* **PROBLEM**
Leave the pictures out. Return all other data exactly.

* **GIVEN DATA**
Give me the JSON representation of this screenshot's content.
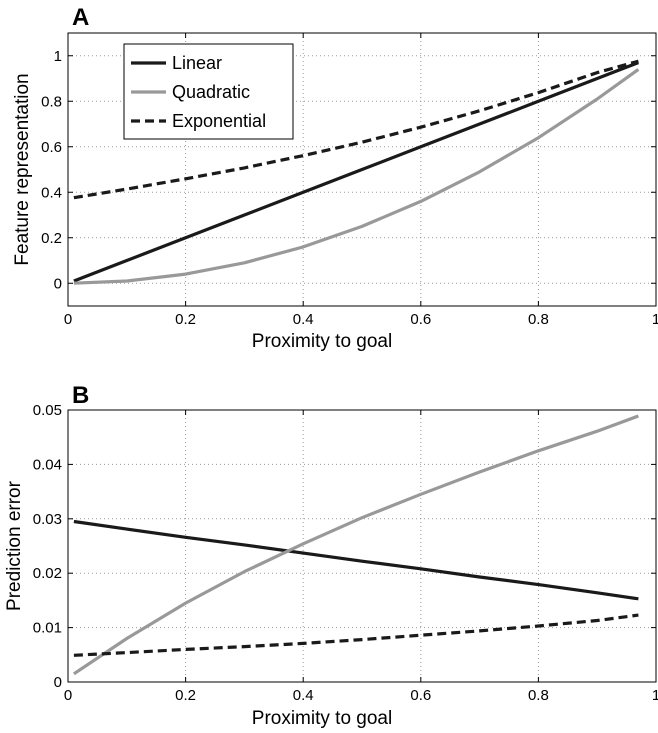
{
  "chart_data": [
    {
      "panel": "A",
      "type": "line",
      "title": "",
      "xlabel": "Proximity to goal",
      "ylabel": "Feature representation",
      "xlim": [
        0,
        1
      ],
      "ylim": [
        -0.1,
        1.1
      ],
      "xticks": [
        0,
        0.2,
        0.4,
        0.6,
        0.8,
        1
      ],
      "xtick_labels": [
        "0",
        "0.2",
        "0.4",
        "0.6",
        "0.8",
        "1"
      ],
      "yticks": [
        0,
        0.2,
        0.4,
        0.6,
        0.8,
        1
      ],
      "ytick_labels": [
        "0",
        "0.2",
        "0.4",
        "0.6",
        "0.8",
        "1"
      ],
      "grid": true,
      "legend_position": "top-left",
      "x": [
        0.01,
        0.1,
        0.2,
        0.3,
        0.4,
        0.5,
        0.6,
        0.7,
        0.8,
        0.9,
        0.97
      ],
      "series": [
        {
          "name": "Linear",
          "color": "#1a1a1a",
          "dash": "solid",
          "values": [
            0.01,
            0.1,
            0.2,
            0.3,
            0.4,
            0.5,
            0.6,
            0.7,
            0.8,
            0.9,
            0.97
          ]
        },
        {
          "name": "Quadratic",
          "color": "#999999",
          "dash": "solid",
          "values": [
            0.0001,
            0.01,
            0.04,
            0.09,
            0.16,
            0.25,
            0.36,
            0.49,
            0.64,
            0.81,
            0.94
          ]
        },
        {
          "name": "Exponential",
          "color": "#1a1a1a",
          "dash": "dashed",
          "values": [
            0.376,
            0.414,
            0.459,
            0.507,
            0.561,
            0.62,
            0.686,
            0.758,
            0.838,
            0.926,
            0.976
          ]
        }
      ]
    },
    {
      "panel": "B",
      "type": "line",
      "title": "",
      "xlabel": "Proximity to goal",
      "ylabel": "Prediction error",
      "xlim": [
        0,
        1
      ],
      "ylim": [
        0,
        0.05
      ],
      "xticks": [
        0,
        0.2,
        0.4,
        0.6,
        0.8,
        1
      ],
      "xtick_labels": [
        "0",
        "0.2",
        "0.4",
        "0.6",
        "0.8",
        "1"
      ],
      "yticks": [
        0,
        0.01,
        0.02,
        0.03,
        0.04,
        0.05
      ],
      "ytick_labels": [
        "0",
        "0.01",
        "0.02",
        "0.03",
        "0.04",
        "0.05"
      ],
      "grid": true,
      "x": [
        0.01,
        0.1,
        0.2,
        0.3,
        0.4,
        0.5,
        0.6,
        0.7,
        0.8,
        0.9,
        0.97
      ],
      "series": [
        {
          "name": "Linear",
          "color": "#1a1a1a",
          "dash": "solid",
          "values": [
            0.0295,
            0.0281,
            0.0266,
            0.0252,
            0.0237,
            0.0222,
            0.0208,
            0.0193,
            0.0179,
            0.0164,
            0.0153
          ]
        },
        {
          "name": "Quadratic",
          "color": "#999999",
          "dash": "solid",
          "values": [
            0.0015,
            0.008,
            0.0145,
            0.0203,
            0.0254,
            0.0302,
            0.0345,
            0.0386,
            0.0425,
            0.0461,
            0.0489
          ]
        },
        {
          "name": "Exponential",
          "color": "#1a1a1a",
          "dash": "dashed",
          "values": [
            0.0049,
            0.0054,
            0.006,
            0.0065,
            0.0071,
            0.0078,
            0.0086,
            0.0094,
            0.0103,
            0.0113,
            0.0123
          ]
        }
      ]
    }
  ]
}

* **RESPONSE**
Give me the JSON representation of this screenshot's content.
{
  "chart_data": [
    {
      "panel": "A",
      "type": "line",
      "title": "",
      "xlabel": "Proximity to goal",
      "ylabel": "Feature representation",
      "xlim": [
        0,
        1
      ],
      "ylim": [
        -0.1,
        1.1
      ],
      "xticks": [
        0,
        0.2,
        0.4,
        0.6,
        0.8,
        1
      ],
      "xtick_labels": [
        "0",
        "0.2",
        "0.4",
        "0.6",
        "0.8",
        "1"
      ],
      "yticks": [
        0,
        0.2,
        0.4,
        0.6,
        0.8,
        1
      ],
      "ytick_labels": [
        "0",
        "0.2",
        "0.4",
        "0.6",
        "0.8",
        "1"
      ],
      "grid": true,
      "legend_position": "top-left",
      "x": [
        0.01,
        0.1,
        0.2,
        0.3,
        0.4,
        0.5,
        0.6,
        0.7,
        0.8,
        0.9,
        0.97
      ],
      "series": [
        {
          "name": "Linear",
          "color": "#1a1a1a",
          "dash": "solid",
          "values": [
            0.01,
            0.1,
            0.2,
            0.3,
            0.4,
            0.5,
            0.6,
            0.7,
            0.8,
            0.9,
            0.97
          ]
        },
        {
          "name": "Quadratic",
          "color": "#999999",
          "dash": "solid",
          "values": [
            0.0001,
            0.01,
            0.04,
            0.09,
            0.16,
            0.25,
            0.36,
            0.49,
            0.64,
            0.81,
            0.94
          ]
        },
        {
          "name": "Exponential",
          "color": "#1a1a1a",
          "dash": "dashed",
          "values": [
            0.376,
            0.414,
            0.459,
            0.507,
            0.561,
            0.62,
            0.686,
            0.758,
            0.838,
            0.926,
            0.976
          ]
        }
      ]
    },
    {
      "panel": "B",
      "type": "line",
      "title": "",
      "xlabel": "Proximity to goal",
      "ylabel": "Prediction error",
      "xlim": [
        0,
        1
      ],
      "ylim": [
        0,
        0.05
      ],
      "xticks": [
        0,
        0.2,
        0.4,
        0.6,
        0.8,
        1
      ],
      "xtick_labels": [
        "0",
        "0.2",
        "0.4",
        "0.6",
        "0.8",
        "1"
      ],
      "yticks": [
        0,
        0.01,
        0.02,
        0.03,
        0.04,
        0.05
      ],
      "ytick_labels": [
        "0",
        "0.01",
        "0.02",
        "0.03",
        "0.04",
        "0.05"
      ],
      "grid": true,
      "x": [
        0.01,
        0.1,
        0.2,
        0.3,
        0.4,
        0.5,
        0.6,
        0.7,
        0.8,
        0.9,
        0.97
      ],
      "series": [
        {
          "name": "Linear",
          "color": "#1a1a1a",
          "dash": "solid",
          "values": [
            0.0295,
            0.0281,
            0.0266,
            0.0252,
            0.0237,
            0.0222,
            0.0208,
            0.0193,
            0.0179,
            0.0164,
            0.0153
          ]
        },
        {
          "name": "Quadratic",
          "color": "#999999",
          "dash": "solid",
          "values": [
            0.0015,
            0.008,
            0.0145,
            0.0203,
            0.0254,
            0.0302,
            0.0345,
            0.0386,
            0.0425,
            0.0461,
            0.0489
          ]
        },
        {
          "name": "Exponential",
          "color": "#1a1a1a",
          "dash": "dashed",
          "values": [
            0.0049,
            0.0054,
            0.006,
            0.0065,
            0.0071,
            0.0078,
            0.0086,
            0.0094,
            0.0103,
            0.0113,
            0.0123
          ]
        }
      ]
    }
  ]
}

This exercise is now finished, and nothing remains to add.